◆ **Exercise**:
Give the number of lines in the entries that contain "unit". State only the count.

********************

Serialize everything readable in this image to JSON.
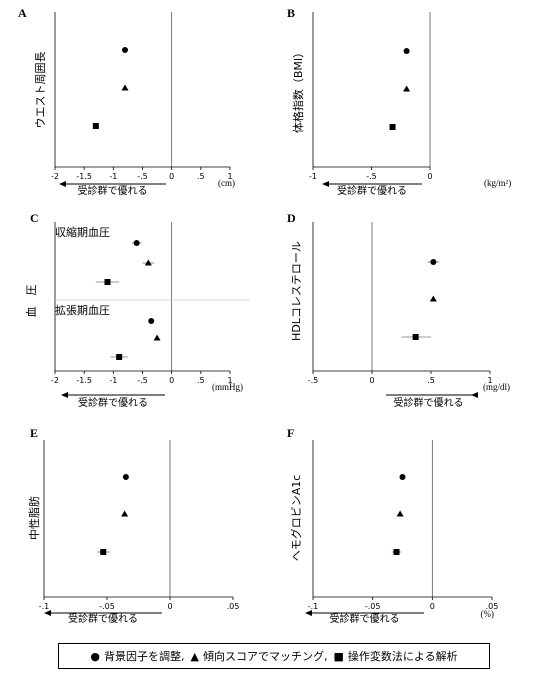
{
  "chart_data": [
    {
      "panel": "A",
      "type": "scatter",
      "ylabel": "ウエスト周囲長",
      "xlabel": "受診群で優れる",
      "unit": "(cm)",
      "xticks": [
        "-2",
        "-1.5",
        "-1",
        "-.5",
        "0",
        ".5",
        "1"
      ],
      "xticks_values": [
        -2,
        -1.5,
        -1,
        -0.5,
        0,
        0.5,
        1
      ],
      "xlim": [
        -2,
        1
      ],
      "groups": [],
      "points": [
        {
          "series": "背景因子を調整",
          "x": -0.8,
          "ci": null
        },
        {
          "series": "傾向スコアでマッチング",
          "x": -0.8,
          "ci": null
        },
        {
          "series": "操作変数法による解析",
          "x": -1.3,
          "ci": null
        }
      ]
    },
    {
      "panel": "B",
      "type": "scatter",
      "ylabel": "体格指数（BMI）",
      "xlabel": "受診群で優れる",
      "unit": "(kg/m²)",
      "xticks": [
        "-1",
        "-.5",
        "0"
      ],
      "xticks_values": [
        -1,
        -0.5,
        0
      ],
      "xlim": [
        -1,
        0
      ],
      "groups": [],
      "points": [
        {
          "series": "背景因子を調整",
          "x": -0.2,
          "ci": null
        },
        {
          "series": "傾向スコアでマッチング",
          "x": -0.2,
          "ci": null
        },
        {
          "series": "操作変数法による解析",
          "x": -0.32,
          "ci": null
        }
      ]
    },
    {
      "panel": "C",
      "type": "scatter",
      "ylabel": "血　圧",
      "xlabel": "受診群で優れる",
      "unit": "(mmHg)",
      "xticks": [
        "-2",
        "-1.5",
        "-1",
        "-.5",
        "0",
        ".5",
        "1"
      ],
      "xticks_values": [
        -2,
        -1.5,
        -1,
        -0.5,
        0,
        0.5,
        1
      ],
      "xlim": [
        -2,
        1
      ],
      "groups": [
        "収縮期血圧",
        "拡張期血圧"
      ],
      "points": [
        {
          "group": "収縮期血圧",
          "series": "背景因子を調整",
          "x": -0.6,
          "ci": [
            -0.68,
            -0.52
          ]
        },
        {
          "group": "収縮期血圧",
          "series": "傾向スコアでマッチング",
          "x": -0.4,
          "ci": [
            -0.5,
            -0.3
          ]
        },
        {
          "group": "収縮期血圧",
          "series": "操作変数法による解析",
          "x": -1.1,
          "ci": [
            -1.3,
            -0.9
          ]
        },
        {
          "group": "拡張期血圧",
          "series": "背景因子を調整",
          "x": -0.35,
          "ci": null
        },
        {
          "group": "拡張期血圧",
          "series": "傾向スコアでマッチング",
          "x": -0.25,
          "ci": null
        },
        {
          "group": "拡張期血圧",
          "series": "操作変数法による解析",
          "x": -0.9,
          "ci": [
            -1.05,
            -0.75
          ]
        }
      ]
    },
    {
      "panel": "D",
      "type": "scatter",
      "ylabel": "HDLコレステロール",
      "xlabel": "受診群で優れる",
      "unit": "(mg/dl)",
      "xticks": [
        "-.5",
        "0",
        ".5",
        "1"
      ],
      "xticks_values": [
        -0.5,
        0,
        0.5,
        1
      ],
      "xlim": [
        -0.5,
        1
      ],
      "groups": [],
      "points": [
        {
          "series": "背景因子を調整",
          "x": 0.52,
          "ci": [
            0.47,
            0.57
          ]
        },
        {
          "series": "傾向スコアでマッチング",
          "x": 0.52,
          "ci": null
        },
        {
          "series": "操作変数法による解析",
          "x": 0.37,
          "ci": [
            0.25,
            0.5
          ]
        }
      ]
    },
    {
      "panel": "E",
      "type": "scatter",
      "ylabel": "中性脂肪",
      "xlabel": "受診群で優れる",
      "unit": "",
      "xticks": [
        "-.1",
        "-.05",
        "0",
        ".05"
      ],
      "xticks_values": [
        -0.1,
        -0.05,
        0,
        0.05
      ],
      "xlim": [
        -0.1,
        0.05
      ],
      "groups": [],
      "points": [
        {
          "series": "背景因子を調整",
          "x": -0.035,
          "ci": null
        },
        {
          "series": "傾向スコアでマッチング",
          "x": -0.036,
          "ci": null
        },
        {
          "series": "操作変数法による解析",
          "x": -0.053,
          "ci": [
            -0.058,
            -0.048
          ]
        }
      ]
    },
    {
      "panel": "F",
      "type": "scatter",
      "ylabel": "ヘモグロビンA1c",
      "xlabel": "受診群で優れる",
      "unit": "(%)",
      "xticks": [
        "-.1",
        "-.05",
        "0",
        ".05"
      ],
      "xticks_values": [
        -0.1,
        -0.05,
        0,
        0.05
      ],
      "xlim": [
        -0.1,
        0.05
      ],
      "groups": [],
      "points": [
        {
          "series": "背景因子を調整",
          "x": -0.025,
          "ci": null
        },
        {
          "series": "傾向スコアでマッチング",
          "x": -0.027,
          "ci": null
        },
        {
          "series": "操作変数法による解析",
          "x": -0.03,
          "ci": [
            -0.034,
            -0.026
          ]
        }
      ]
    }
  ],
  "legend": {
    "items": [
      {
        "symbol": "●",
        "label": "背景因子を調整,"
      },
      {
        "symbol": "▲",
        "label": "傾向スコアでマッチング,"
      },
      {
        "symbol": "■",
        "label": "操作変数法による解析"
      }
    ]
  }
}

********************

◆ **Output**:
6